WHAT THE TASK REQUIRES
Quote the whole listing exactly. Leave the pictures out of your copy.

****************

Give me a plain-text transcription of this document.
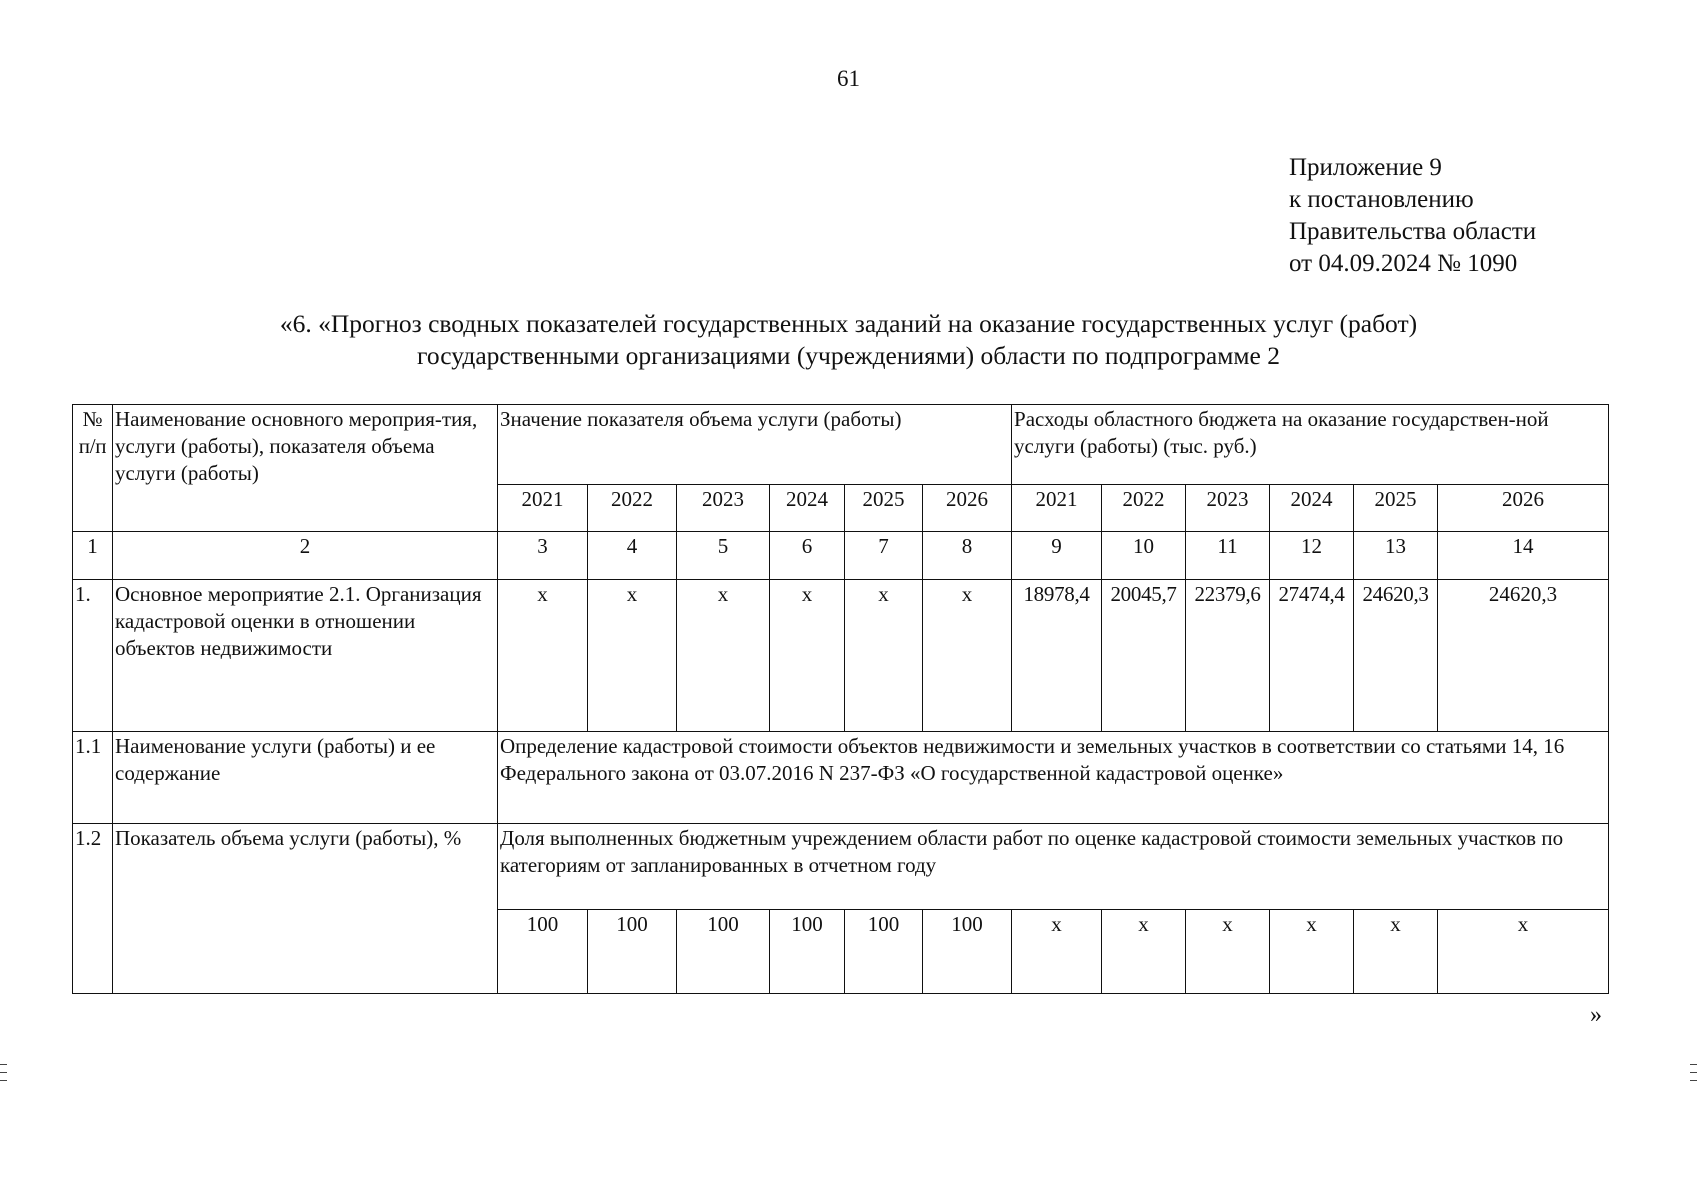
61
Приложение 9
к постановлению
Правительства области
от 04.09.2024 № 1090
«6. «Прогноз сводных показателей государственных заданий на оказание государственных услуг (работ)
государственными организациями (учреждениями) области по подпрограмме 2
№ п/п	Наименование основного мероприя-тия, услуги (работы), показателя объема услуги (работы)	Значение показателя объема услуги (работы)						Расходы областного бюджета на оказание государствен-ной услуги (работы) (тыс. руб.)					
		2021	2022	2023	2024	2025	2026	2021	2022	2023	2024	2025	2026
1	2	3	4	5	6	7	8	9	10	11	12	13	14
1.	Основное мероприятие 2.1. Организация кадастровой оценки в отношении объектов недвижимости	х	х	х	х	х	х	18978,4	20045,7	22379,6	27474,4	24620,3	24620,3
1.1	Наименование услуги (работы) и ее содержание	Определение кадастровой стоимости объектов недвижимости и земельных участков в соответствии со статьями 14, 16 Федерального закона от 03.07.2016 N 237-ФЗ «О государственной кадастровой оценке»											
1.2	Показатель объема услуги (работы), %	Доля выполненных бюджетным учреждением области работ по оценке кадастровой стоимости земельных участков по категориям от запланированных в отчетном году											
		100	100	100	100	100	100	х	х	х	х	х	х
»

****************

EXPECTED ANSWER
Give me a plain-text transcription of this document.
61
Приложение 9
к постановлению
Правительства области
от 04.09.2024 № 1090
«6. «Прогноз сводных показателей государственных заданий на оказание государственных услуг (работ)
государственными организациями (учреждениями) области по подпрограмме 2
№ п/п	Наименование основного мероприя-тия, услуги (работы), показателя объема услуги (работы)	Значение показателя объема услуги (работы)						Расходы областного бюджета на оказание государствен-ной услуги (работы) (тыс. руб.)					
		2021	2022	2023	2024	2025	2026	2021	2022	2023	2024	2025	2026
1	2	3	4	5	6	7	8	9	10	11	12	13	14
1.	Основное мероприятие 2.1. Организация кадастровой оценки в отношении объектов недвижимости	х	х	х	х	х	х	18978,4	20045,7	22379,6	27474,4	24620,3	24620,3
1.1	Наименование услуги (работы) и ее содержание	Определение кадастровой стоимости объектов недвижимости и земельных участков в соответствии со статьями 14, 16 Федерального закона от 03.07.2016 N 237-ФЗ «О государственной кадастровой оценке»											
1.2	Показатель объема услуги (работы), %	Доля выполненных бюджетным учреждением области работ по оценке кадастровой стоимости земельных участков по категориям от запланированных в отчетном году											
		100	100	100	100	100	100	х	х	х	х	х	х
»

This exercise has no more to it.